# SVS versus Klipsch



## acommonsoul (Jan 30, 2008)

I was wondering about SVS's 10inch subs. How do they compare to a 12 like the Klipsch rw-12d? I have also been looking into building my own sub...would it be better to construct my own? go with SVS? or stay with my Klipsch?...my budget is $600


----------



## tonyvdb (Sep 5, 2007)

SVS is in a league all on its own. its like comparing an apple to and orange, SVS builds everything from scratch and for the money there is not much that can touch them. comparing a 10" to a 12" is not really what you want to do as there is a larger surface area in a 12" sub but SVS uses long excursion drivers and this gives them some advantage.
For $600 you should be looking at the SVS PB12 NSD it has an even lower frequency response at 18Hz compared to the 21Hz of the Klipsch.


----------



## DougMac (Jan 24, 2008)

acommonsoul said:


> I was wondering about SVS's 10inch subs. How do they compare to a 12 like the Klipsch rw-12d? I have also been looking into building my own sub...would it be better to construct my own? go with SVS? or stay with my Klipsch?...


Is the Klipsch you have the rw-12d you mentioned? If so, are you unhappy with its performance? Is there a weadness you hope to overcome? What size room do you have?

I'd hate for you to change to another sub only to find whatever motivated you to do so is not resolved.

--- COLLECTED MATERIAL ---
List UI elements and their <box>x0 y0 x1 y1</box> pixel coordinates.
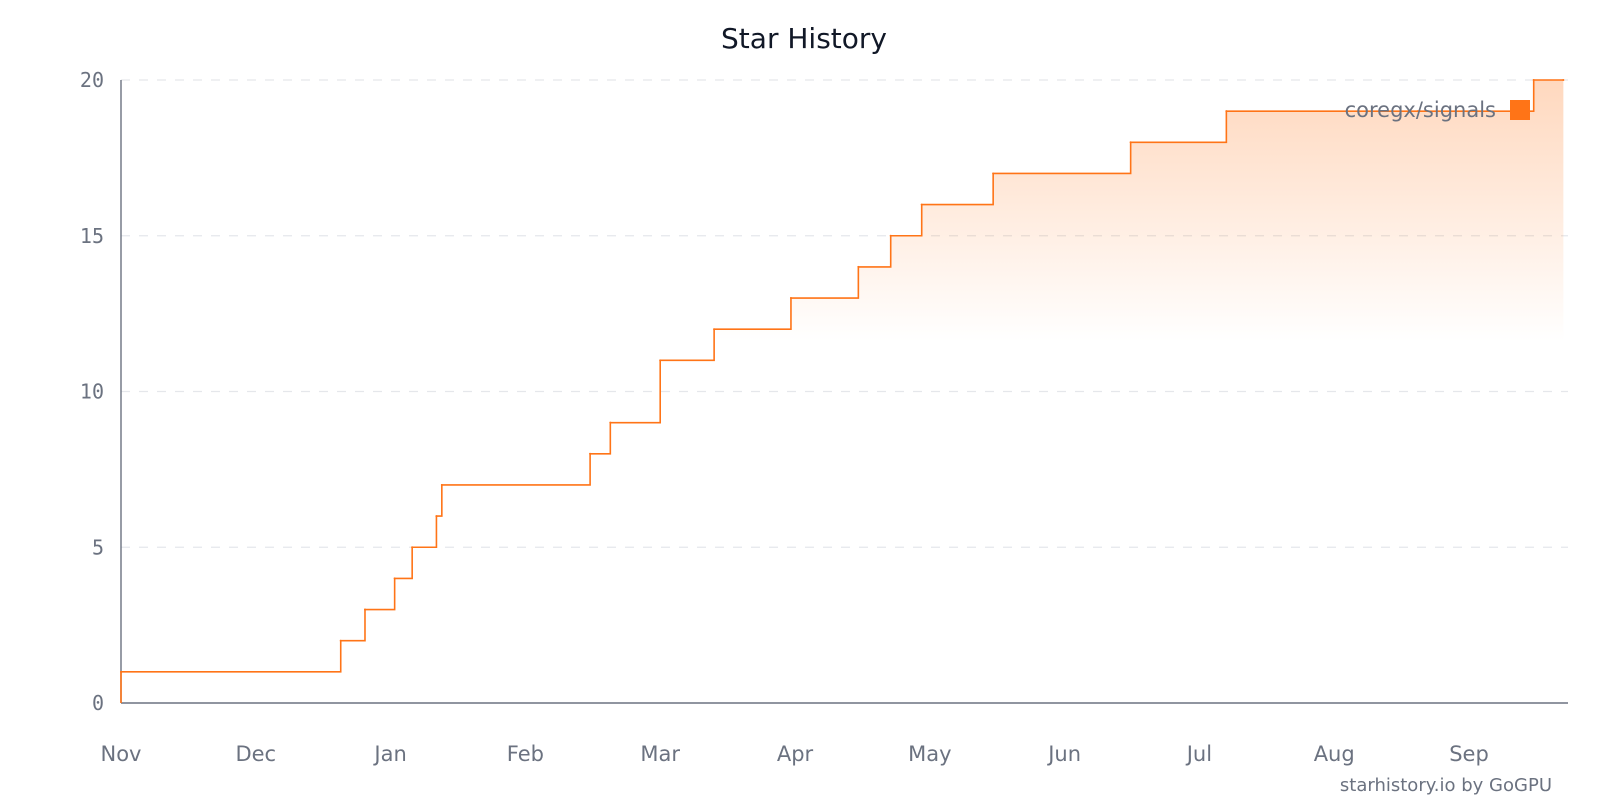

--- STATED EXERCISE 1 ---
Check each statement below against the SVS versus Klipsch thread and mark it yes or no, quoting the thread's words that decide it.
(a) The Klipsch subwoofer is given a frequency response of 21Hz.
(b) The budget stated in the thread is $800.
(c) SVS is described as using short excursion drivers.
--- STATED EXERCISE 2 ---
Which SVS model does the SVS versus Klipsch thread suggest for a $600 budget?
--- STATED EXERCISE 3 ---
Take the SVS versus Klipsch thread further, starting after its last sentence.

--- EXERCISE RESPONSE 1 ---
(a) Yes: "an even lower frequency response at 18Hz compared to the 21Hz of the Klipsch."
(b) No: "my budget is $600"
(c) No: "SVS uses long excursion drivers"

--- EXERCISE RESPONSE 2 ---
The SVS PB12 NSD.

--- EXERCISE RESPONSE 3 ---
I also considered DIY. After doing some research, I decided it would be a fun project, but good tools, good building techniques and a fair amount of time is necessary to achieve good results. I also concluded that I wouldn't save much or any money at the price/performance level I was aiming at. Since I was doing all the work to create a home theater out of an unfinished space, I decided to buy an SVS PB12-NSD.

I'm not familiar with the sound quality of the Klipsch, but I've read of some who have gone from lesser subs with plenty of "boom" to SVS subs and been initially disappointed. I certainly found it different sounding from my 22 year old Infinity 10" servo sub. What I thought was "punch" from the Infinity was actually more of a one note honk. You could pretty much throw the Infinity anywhere and it sounded the same.

Not so with the SVS. It took more time and experimentation to place and adjust. Once dialed in, though, the reward was incredible deep smooth bass.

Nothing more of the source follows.